··· Text block
In addition, when the stepping motor 40 is driven by predetermined steps in the forward rotating direction, in other words, when the stepping motor 40 is driven in the forward rotating direction from the state that the valve body 27 is located at the home position by a predetermined second step number, the valve body 27 is disposed at a position where the valve seat face side cut-out part 80 and the entire refrigerant outlet port 22 are overlapped with each other in the axial line “L1” direction (first valve seat face side cut-out part communicating position). This state is shown in FIG. 8. The second refrigerant flowing passage “A2” is formed and the refrigerant outlet port 22 is set in a fully opened state. A refrigerant flowing amount flowing through the second refrigerant flowing passage “A2” is determined by the entire opening area of the refrigerant outlet port 22.

After that, when the stepping motor 40 is driven by predetermined steps in the forward rotating direction, in other words, when the stepping motor 40 is driven in the forward rotating direction from the state that the valve body 27 is located at the home position by a predetermined third step number, the valve body 27 is disposed at a position where the valve seat face side cut-out part 81 and the entire refrigerant outlet port 22 are overlapped with each other in the axial line “L1” direction (second valve seat face side cut-out part communicating position). As a result, the second refrigerant flowing passage “A2” is formed again and the refrigerant outlet port 22 is set in a fully opened state. A refrigerant flowing amount flowing through the second refrigerant flowing passage “A2” is determined by the entire opening area of the refrigerant outlet port 22.

After that, when the stepping motor 40 is further driven by predetermined steps in the forward rotating direction, in other words, when the stepping motor 40 is driven in the forward rotating direction from the state that the valve body 27 is located at the home position by a predetermined fourth step number, the arm part 60 of the output gear 51 is abutted with the pinion constituting member 54 from the other side in the circumferential direction of the support shaft 25. As a result, the output gear 51 is restricted from turning due to rotation in the forward rotating direction of the stepping motor. In this case, the valve body 27 is disposed at a position where the valve seat face side cut-out part 79 and a portion of the refrigerant outlet port 22 are overlapped with each other in the axial line “L1” direction (second turning restricted position). In this state, the second refrigerant flowing passage “A2” is formed and a refrigerant flowing amount flowed by the refrigerant valve device 1 is determined by an area of an overlapped portion of the valve seat face side cut-out part 79 of the valve body 27 with the refrigerant outlet port 22 (opening area of the refrigerant outlet port 22).
······
··· Entries
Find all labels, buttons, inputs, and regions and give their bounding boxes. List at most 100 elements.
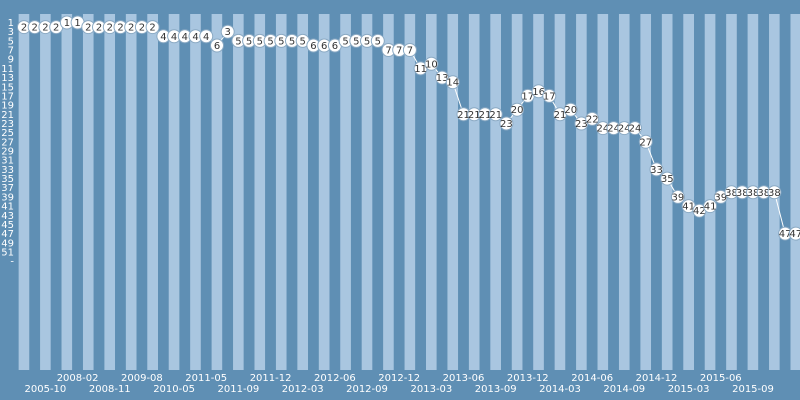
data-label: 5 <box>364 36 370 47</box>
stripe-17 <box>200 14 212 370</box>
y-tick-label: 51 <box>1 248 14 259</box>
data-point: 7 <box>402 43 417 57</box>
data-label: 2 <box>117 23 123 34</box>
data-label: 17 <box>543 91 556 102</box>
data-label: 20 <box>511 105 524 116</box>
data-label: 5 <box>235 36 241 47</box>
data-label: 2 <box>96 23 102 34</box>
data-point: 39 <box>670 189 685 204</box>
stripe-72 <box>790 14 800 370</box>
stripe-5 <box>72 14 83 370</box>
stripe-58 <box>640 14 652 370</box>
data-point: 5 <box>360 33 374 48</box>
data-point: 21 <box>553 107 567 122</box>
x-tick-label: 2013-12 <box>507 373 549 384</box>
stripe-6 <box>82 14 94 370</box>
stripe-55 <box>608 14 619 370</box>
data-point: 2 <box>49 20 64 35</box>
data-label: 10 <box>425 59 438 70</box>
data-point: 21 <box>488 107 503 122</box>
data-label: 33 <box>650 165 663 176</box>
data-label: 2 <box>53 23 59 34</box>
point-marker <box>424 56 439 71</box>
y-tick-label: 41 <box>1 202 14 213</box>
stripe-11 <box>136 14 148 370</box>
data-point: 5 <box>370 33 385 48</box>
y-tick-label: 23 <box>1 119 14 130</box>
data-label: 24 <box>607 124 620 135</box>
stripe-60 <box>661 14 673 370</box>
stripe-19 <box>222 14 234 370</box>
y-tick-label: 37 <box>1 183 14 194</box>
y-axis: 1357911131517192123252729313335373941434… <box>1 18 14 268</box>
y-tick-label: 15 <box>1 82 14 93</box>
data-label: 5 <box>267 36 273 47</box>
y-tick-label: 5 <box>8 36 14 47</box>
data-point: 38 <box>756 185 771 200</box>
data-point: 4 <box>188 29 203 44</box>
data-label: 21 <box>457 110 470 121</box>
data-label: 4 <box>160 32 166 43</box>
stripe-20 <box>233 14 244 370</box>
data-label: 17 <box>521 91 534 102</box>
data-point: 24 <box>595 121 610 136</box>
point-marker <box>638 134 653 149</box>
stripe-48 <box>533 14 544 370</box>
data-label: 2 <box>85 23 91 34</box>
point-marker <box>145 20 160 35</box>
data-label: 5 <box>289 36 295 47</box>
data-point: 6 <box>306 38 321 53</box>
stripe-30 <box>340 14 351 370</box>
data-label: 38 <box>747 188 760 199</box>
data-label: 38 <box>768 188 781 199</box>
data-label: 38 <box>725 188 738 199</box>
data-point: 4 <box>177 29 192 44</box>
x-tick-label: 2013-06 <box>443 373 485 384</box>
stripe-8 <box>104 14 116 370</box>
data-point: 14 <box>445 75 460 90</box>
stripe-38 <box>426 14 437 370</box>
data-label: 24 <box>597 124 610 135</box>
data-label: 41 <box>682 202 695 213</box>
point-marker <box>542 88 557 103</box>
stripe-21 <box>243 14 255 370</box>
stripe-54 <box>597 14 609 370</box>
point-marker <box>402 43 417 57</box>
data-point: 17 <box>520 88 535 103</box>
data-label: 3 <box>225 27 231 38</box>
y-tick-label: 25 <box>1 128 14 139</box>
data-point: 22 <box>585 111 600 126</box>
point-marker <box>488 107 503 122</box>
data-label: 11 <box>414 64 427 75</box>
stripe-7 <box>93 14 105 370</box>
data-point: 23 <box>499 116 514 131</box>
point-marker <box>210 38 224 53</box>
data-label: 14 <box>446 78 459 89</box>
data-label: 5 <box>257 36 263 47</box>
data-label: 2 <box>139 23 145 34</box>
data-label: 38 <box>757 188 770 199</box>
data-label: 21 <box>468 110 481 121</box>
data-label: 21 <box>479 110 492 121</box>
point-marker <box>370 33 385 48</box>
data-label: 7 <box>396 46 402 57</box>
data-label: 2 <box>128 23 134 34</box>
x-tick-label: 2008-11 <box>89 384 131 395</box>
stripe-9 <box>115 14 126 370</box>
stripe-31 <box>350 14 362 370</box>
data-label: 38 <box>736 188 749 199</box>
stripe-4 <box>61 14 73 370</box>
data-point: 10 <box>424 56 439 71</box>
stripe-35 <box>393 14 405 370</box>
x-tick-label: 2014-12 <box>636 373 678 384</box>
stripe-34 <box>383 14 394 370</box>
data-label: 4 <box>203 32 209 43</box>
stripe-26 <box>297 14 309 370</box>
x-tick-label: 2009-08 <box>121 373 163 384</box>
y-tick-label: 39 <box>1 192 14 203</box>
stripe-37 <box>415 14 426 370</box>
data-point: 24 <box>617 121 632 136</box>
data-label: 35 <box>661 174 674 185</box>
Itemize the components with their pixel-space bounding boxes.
······
··· Entries
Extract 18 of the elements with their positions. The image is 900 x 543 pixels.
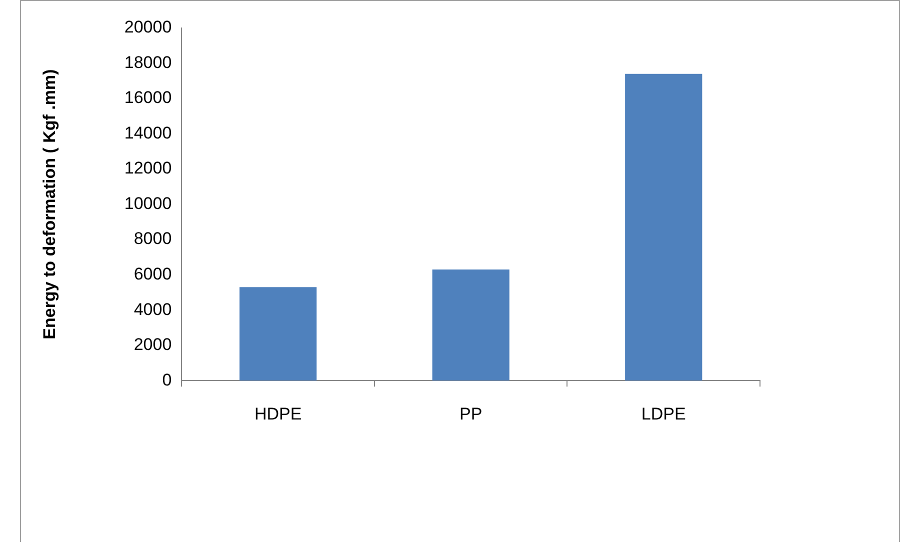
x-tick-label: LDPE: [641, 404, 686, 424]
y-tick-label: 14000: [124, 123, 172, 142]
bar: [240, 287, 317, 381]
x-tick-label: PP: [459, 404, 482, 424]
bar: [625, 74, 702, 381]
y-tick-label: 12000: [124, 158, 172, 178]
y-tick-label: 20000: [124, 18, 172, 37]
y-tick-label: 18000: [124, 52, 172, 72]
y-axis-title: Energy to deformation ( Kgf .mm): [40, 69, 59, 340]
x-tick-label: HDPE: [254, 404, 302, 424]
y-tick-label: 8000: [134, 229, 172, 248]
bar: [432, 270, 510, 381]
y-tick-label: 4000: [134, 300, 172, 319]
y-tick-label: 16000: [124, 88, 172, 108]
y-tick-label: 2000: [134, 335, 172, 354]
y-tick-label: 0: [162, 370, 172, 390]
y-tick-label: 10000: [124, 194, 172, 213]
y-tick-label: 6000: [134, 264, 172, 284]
······
Complete the following:
(a) Answer these about the refrigerant valve text, marking each answer (i), (ii), (iii) to match:
(i) When the stepping motor 40 is driven by the predetermined second step number, which valve seat face side cut-out part overlaps the entire refrigerant outlet port 22?
(ii) What is the valve body's position at the predetermined third step number called?
(iii) At the predetermined fourth step number, what does the arm part 60 of the output gear 51 abut?
(b) Can you write a continuation of the refrigerant valve text, starting right after its final sentence?

The results:
(a)
(i) The valve seat face side cut-out part 80.
(ii) The second valve seat face side cut-out part communicating position.
(iii) The pinion constituting member 54, from the other side in the circumferential direction of the support shaft 25.

(b)
When the refrigerant outlet port 22 is completely closed by the valve body 27, the valve body 27 is set in a pressed state against the valve seat face 24 by pressure of the refrigerant flowing into the valve chamber 36 from the refrigerant inlet port 12 and thus a large force is required as a driving force for driving the valve body 27. As a result, a large driving force is required in the stepping motor 40 as a drive source for driving the valve body 27. On the other hand, in the refrigerant valve device 1 in this embodiment, the refrigerant outlet port 22 is not set in a fully closed state by the valve body 27 while the valve body 27 is turned in the set angular range. In other words, while the valve body 27 is turned in the set angular range, the recessed part 78 and the refrigerant outlet port 22 are overlapped with each other in the axial line “L1” direction and, alternatively, at least a portion of the valve seat face side cut-out part 79, 80 or 81 and the refrigerant outlet port 22 are overlapped with each other in the axial line “L1” direction and thus, a refrigerant flowing amount does not become zero as shown by the graph on the upper stage in FIG. 9. As a result, a driving force for driving the valve body 27 can be made small and thus a small stepping motor 40 whose driving force is small can be used and electric power consumption is suppressed.

(Operations and Effects)

As described above, in the refrigerant valve device 1 to which at least an embodiment of the present invention is applied, the valve body drive mechanism 52 turns the valve body 27 and thereby, the refrigerant flowing passage from the refrigerant inlet port 12 to the refrigerant outlet port 22 through the valve chamber 36 is switched at least to the first refrigerant flowing passage “A1” whose flowing amount is small and to the second refrigerant flowing passage “A2” whose flowing amount is large. In other words, in the refrigerant inlet port 12 and the refrigerant outlet port 22, the refrigerant inlet port 12 (the other port) is set in a fully opened state even when the refrigerant flowing passage is switched to either of the first refrigerant flowing passage “A1” and the second refrigerant flowing passage “A2”, and the valve body drive mechanism 52 turns the valve body 27 to switch the refrigerant flowing passage between the valve chamber 36 and refrigerant outlet port 22 (one port) to the first refrigerant flowing passage “A1” whose flowing amount is small and to the second refrigerant flowing passage “A2” whose flowing amount is large. Therefore, the flowing amount of refrigerant can be changed in one refrigerant outlet port 22.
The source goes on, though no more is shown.